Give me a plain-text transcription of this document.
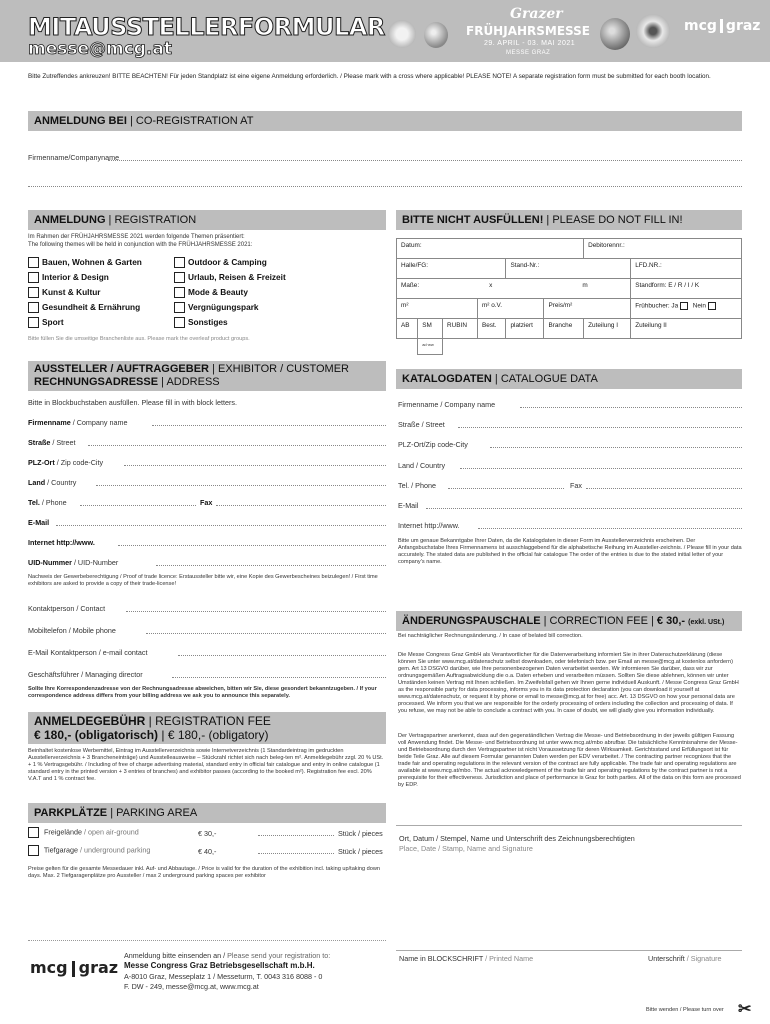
MITAUSSTELLERFORMULAR
messe@mcg.at
Grazer
FRÜHJAHRSMESSE
29. APRIL - 03. MAI 2021
MESSE GRAZ
mcg graz
Bitte Zutreffendes ankreuzen! BITTE BEACHTEN! Für jeden Standplatz ist eine eigene Anmeldung erforderlich. / Please mark with a cross where applicable! PLEASE NOTE! A separate registration form must be submitted for each booth location.
ANMELDUNG BEI | CO-REGISTRATION AT
Firmenname/Companyname
ANMELDUNG | REGISTRATION
Im Rahmen der FRÜHJAHRSMESSE 2021 werden folgende Themen präsentiert:
The following themes will be held in conjunction with the FRÜHJAHRSMESSE 2021:
Bauen, Wohnen & Garten
Interior & Design
Kunst & Kultur
Gesundheit & Ernährung
Sport
Outdoor & Camping
Urlaub, Reisen & Freizeit
Mode & Beauty
Vergnügungspark
Sonstiges
Bitte füllen Sie die umseitige Branchenliste aus. Please mark the overleaf product groups.
BITTE NICHT AUSFÜLLEN! | PLEASE DO NOT FILL IN!
Datum:						Debitorennr.:	
Halle/FG:				Stand-Nr.:			LFD.NR.:
Maße: x m							Standform: E / R / I / K
m²			m² o.V.		Preis/m²		Frühbucher: Ja Nein
AB	SM	RUBIN	Best.	platziert	Branche	Zuteilung I	Zuteilung II
	ad·ww						
AUSSTELLER / AUFTRAGGEBER | EXHIBITOR / CUSTOMER
RECHNUNGSADRESSE | ADDRESS
Bitte in Blockbuchstaben ausfüllen. Please fill in with block letters.
Firmenname / Company name
Straße / Street
PLZ-Ort / Zip code-City
Land / Country
Tel. / Phone	Fax
E-Mail
Internet http://www.
UID-Nummer / UID-Number
Nachweis der Gewerbeberechtigung / Proof of trade licence: Erstaussteller bitte wir, eine Kopie des Gewerbescheines beizulegen! / First time exhibitors are asked to provide a copy of their trade-license!
Kontaktperson / Contact
Mobiltelefon / Mobile phone
E-Mail Kontaktperson / e-mail contact
Geschäftsführer / Managing director
Sollte Ihre Korrespondenzadresse von der Rechnungsadresse abweichen, bitten wir Sie, diese gesondert bekanntzugeben. / If your correspondence address differs from your billing address we ask you to announce this separately.
ANMELDEGEBÜHR | REGISTRATION FEE
€ 180,- (obligatorisch) | € 180,- (obligatory)
Beinhaltet kostenlose Werbemittel, Eintrag im Ausstellerverzeichnis sowie Internetverzeichnis (1 Standardeintrag im gedruckten Ausstellerverzeichnis + 3 Brancheneinträge) und Ausstelleausweise – Stückzahl richtet sich nach beleg-ten m². Anmeldegebühr zzgl. 20 % USt. + 1 % Vertragsgebühr. / Including of free of charge advertising material, standard entry in official fair catalogue and entry in online catalogue (1 standard entry in the printed version + 3 entries of branches) and exhibitor passes (according to the booked m²). Registration fee excl. 20% V.A.T and 1 % contract fee.
PARKPLÄTZE | PARKING AREA
Freigelände / open air-ground	€ 30,-	Stück / pieces
Tiefgarage / underground parking	€ 40,-	Stück / pieces
Preise gelten für die gesamte Messedauer inkl. Auf- und Abbautage. / Price is valid for the duration of the exhibition incl. taking up/taking down days. Max. 2 Tiefgaragenplätze pro Aussteller / max 2 underground parking spaces per exhibitor
KATALOGDATEN | CATALOGUE DATA
Firmenname / Company name
Straße / Street
PLZ-Ort/Zip code-City
Land / Country
Tel. / Phone	Fax
E-Mail
Internet http://www.
Bitte um genaue Bekanntgabe Ihrer Daten, da die Katalogdaten in dieser Form im Ausstellerverzeichnis erscheinen. Der Anfangsbuchstabe Ihres Firmennamens ist ausschlaggebend für die alphabetische Reihung im Aussteller-zeichnis. / Please fill in your data accurately. The stated data are published in the official fair catalogue The order of the entries is due to the stated initial letter of your company’s name.
ÄNDERUNGSPAUSCHALE | CORRECTION FEE | € 30,- (exkl. USt.)
Bei nachträglicher Rechnungsänderung. / In case of belated bill correction.
Die Messe Congress Graz GmbH als Verantwortlicher für die Datenverarbeitung informiert Sie in ihrer Datenschutzerklärung (diese können Sie unter www.mcg.at/datenschutz selbst downloaden, oder telefonisch bzw. per Email an messe@mcg.at kostenlos anfordern) gem. Art 13 DSGVO darüber, wie Ihre personenbezogenen Daten verarbeitet werden. Wir informieren Sie darüber, dass wir zur ordnungsgemäßen Auftragsabwicklung die o.a. Daten erheben und verarbeiten müssen. Sollten Sie diese ablehnen, können wir unter Umständen keinen Vertrag mit Ihnen schließen. Im Zweifelsfall gehen wir Ihnen gerne individuell Auskunft. / Messe Congress Graz GmbH as the responsible party for data processing, informs you in its data protection declaration (you can download it yourself at www.mcg.at/datenschutz, or request it by phone or email to messe@mcg.at for free) acc. Art. 13 DSGVO on how your personal data are processed. We inform you that we are responsible for the orderly processing of orders including the collection and processing of data. If you refuse, we may not be able to conclude a contract with you. In case of doubt, we will gladly give you information individually.
Der Vertragspartner anerkennt, dass auf den gegenständlichen Vertrag die Messe- und Betriebsordnung in der jeweils gültigen Fassung voll Anwendung findet. Die Messe- und Betriebsordnung ist unter www.mcg.at/mbo abrufbar. Die tatsächliche Kenntnisnahme der Messe- und Betriebsordnung durch den Vertragspartner ist nicht Voraussetzung für deren Wirksamkeit. Gerichtsstand und Erfüllungsort ist für beide Teile Graz. Alle auf diesem Formular genannten Daten werden per EDV verarbeitet. / The contracting partner recognizes that the trade fair and operating regulations in the relevant version of the contract are fully applicable. The trade fair and operating regulations are available at www.mcg.at/mbo. The actual acknowledgement of the trade fair and operating regulations by the contract partner is not a prerequisite for their effectiveness. Jurisdiction and place of performance is Graz for both parties. All of the data on this form are processed by EDP.
Ort, Datum / Stempel, Name und Unterschrift des Zeichnungsberechtigten
Place, Date / Stamp, Name and Signature
Name in BLOCKSCHRIFT / Printed Name	Unterschrift / Signature
mcg graz
Anmeldung bitte einsenden an / Please send your registration to:
Messe Congress Graz Betriebsgesellschaft m.b.H.
A-8010 Graz, Messeplatz 1 / Messeturm, T. 0043 316 8088 - 0
F. DW - 249, messe@mcg.at, www.mcg.at
Bitte wenden / Please turn over ✂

____

> _PROBLEM STATEMENT_:
Reproduce every entry exactly, but omit each picture.

> _TASK ANSWER_:
Give me a plain-text transcription of this document.
MITAUSSTELLERFORMULAR
messe@mcg.at
Grazer
FRÜHJAHRSMESSE
29. APRIL - 03. MAI 2021
MESSE GRAZ
mcg graz
Bitte Zutreffendes ankreuzen! BITTE BEACHTEN! Für jeden Standplatz ist eine eigene Anmeldung erforderlich. / Please mark with a cross where applicable! PLEASE NOTE! A separate registration form must be submitted for each booth location.
ANMELDUNG BEI | CO-REGISTRATION AT
Firmenname/Companyname
ANMELDUNG | REGISTRATION
Im Rahmen der FRÜHJAHRSMESSE 2021 werden folgende Themen präsentiert:
The following themes will be held in conjunction with the FRÜHJAHRSMESSE 2021:
Bauen, Wohnen & Garten
Interior & Design
Kunst & Kultur
Gesundheit & Ernährung
Sport
Outdoor & Camping
Urlaub, Reisen & Freizeit
Mode & Beauty
Vergnügungspark
Sonstiges
Bitte füllen Sie die umseitige Branchenliste aus. Please mark the overleaf product groups.
BITTE NICHT AUSFÜLLEN! | PLEASE DO NOT FILL IN!
Datum:						Debitorennr.:	
Halle/FG:				Stand-Nr.:			LFD.NR.:
Maße: x m							Standform: E / R / I / K
m²			m² o.V.		Preis/m²		Frühbucher: Ja Nein
AB	SM	RUBIN	Best.	platziert	Branche	Zuteilung I	Zuteilung II
	ad·ww						
AUSSTELLER / AUFTRAGGEBER | EXHIBITOR / CUSTOMER
RECHNUNGSADRESSE | ADDRESS
Bitte in Blockbuchstaben ausfüllen. Please fill in with block letters.
Firmenname / Company name
Straße / Street
PLZ-Ort / Zip code-City
Land / Country
Tel. / Phone	Fax
E-Mail
Internet http://www.
UID-Nummer / UID-Number
Nachweis der Gewerbeberechtigung / Proof of trade licence: Erstaussteller bitte wir, eine Kopie des Gewerbescheines beizulegen! / First time exhibitors are asked to provide a copy of their trade-license!
Kontaktperson / Contact
Mobiltelefon / Mobile phone
E-Mail Kontaktperson / e-mail contact
Geschäftsführer / Managing director
Sollte Ihre Korrespondenzadresse von der Rechnungsadresse abweichen, bitten wir Sie, diese gesondert bekanntzugeben. / If your correspondence address differs from your billing address we ask you to announce this separately.
ANMELDEGEBÜHR | REGISTRATION FEE
€ 180,- (obligatorisch) | € 180,- (obligatory)
Beinhaltet kostenlose Werbemittel, Eintrag im Ausstellerverzeichnis sowie Internetverzeichnis (1 Standardeintrag im gedruckten Ausstellerverzeichnis + 3 Brancheneinträge) und Ausstelleausweise – Stückzahl richtet sich nach beleg-ten m². Anmeldegebühr zzgl. 20 % USt. + 1 % Vertragsgebühr. / Including of free of charge advertising material, standard entry in official fair catalogue and entry in online catalogue (1 standard entry in the printed version + 3 entries of branches) and exhibitor passes (according to the booked m²). Registration fee excl. 20% V.A.T and 1 % contract fee.
PARKPLÄTZE | PARKING AREA
Freigelände / open air-ground	€ 30,-	Stück / pieces
Tiefgarage / underground parking	€ 40,-	Stück / pieces
Preise gelten für die gesamte Messedauer inkl. Auf- und Abbautage. / Price is valid for the duration of the exhibition incl. taking up/taking down days. Max. 2 Tiefgaragenplätze pro Aussteller / max 2 underground parking spaces per exhibitor
KATALOGDATEN | CATALOGUE DATA
Firmenname / Company name
Straße / Street
PLZ-Ort/Zip code-City
Land / Country
Tel. / Phone	Fax
E-Mail
Internet http://www.
Bitte um genaue Bekanntgabe Ihrer Daten, da die Katalogdaten in dieser Form im Ausstellerverzeichnis erscheinen. Der Anfangsbuchstabe Ihres Firmennamens ist ausschlaggebend für die alphabetische Reihung im Aussteller-zeichnis. / Please fill in your data accurately. The stated data are published in the official fair catalogue The order of the entries is due to the stated initial letter of your company’s name.
ÄNDERUNGSPAUSCHALE | CORRECTION FEE | € 30,- (exkl. USt.)
Bei nachträglicher Rechnungsänderung. / In case of belated bill correction.
Die Messe Congress Graz GmbH als Verantwortlicher für die Datenverarbeitung informiert Sie in ihrer Datenschutzerklärung (diese können Sie unter www.mcg.at/datenschutz selbst downloaden, oder telefonisch bzw. per Email an messe@mcg.at kostenlos anfordern) gem. Art 13 DSGVO darüber, wie Ihre personenbezogenen Daten verarbeitet werden. Wir informieren Sie darüber, dass wir zur ordnungsgemäßen Auftragsabwicklung die o.a. Daten erheben und verarbeiten müssen. Sollten Sie diese ablehnen, können wir unter Umständen keinen Vertrag mit Ihnen schließen. Im Zweifelsfall gehen wir Ihnen gerne individuell Auskunft. / Messe Congress Graz GmbH as the responsible party for data processing, informs you in its data protection declaration (you can download it yourself at www.mcg.at/datenschutz, or request it by phone or email to messe@mcg.at for free) acc. Art. 13 DSGVO on how your personal data are processed. We inform you that we are responsible for the orderly processing of orders including the collection and processing of data. If you refuse, we may not be able to conclude a contract with you. In case of doubt, we will gladly give you information individually.
Der Vertragspartner anerkennt, dass auf den gegenständlichen Vertrag die Messe- und Betriebsordnung in der jeweils gültigen Fassung voll Anwendung findet. Die Messe- und Betriebsordnung ist unter www.mcg.at/mbo abrufbar. Die tatsächliche Kenntnisnahme der Messe- und Betriebsordnung durch den Vertragspartner ist nicht Voraussetzung für deren Wirksamkeit. Gerichtsstand und Erfüllungsort ist für beide Teile Graz. Alle auf diesem Formular genannten Daten werden per EDV verarbeitet. / The contracting partner recognizes that the trade fair and operating regulations in the relevant version of the contract are fully applicable. The trade fair and operating regulations are available at www.mcg.at/mbo. The actual acknowledgement of the trade fair and operating regulations by the contract partner is not a prerequisite for their effectiveness. Jurisdiction and place of performance is Graz for both parties. All of the data on this form are processed by EDP.
Ort, Datum / Stempel, Name und Unterschrift des Zeichnungsberechtigten
Place, Date / Stamp, Name and Signature
Name in BLOCKSCHRIFT / Printed Name	Unterschrift / Signature
mcg graz
Anmeldung bitte einsenden an / Please send your registration to:
Messe Congress Graz Betriebsgesellschaft m.b.H.
A-8010 Graz, Messeplatz 1 / Messeturm, T. 0043 316 8088 - 0
F. DW - 249, messe@mcg.at, www.mcg.at
Bitte wenden / Please turn over ✂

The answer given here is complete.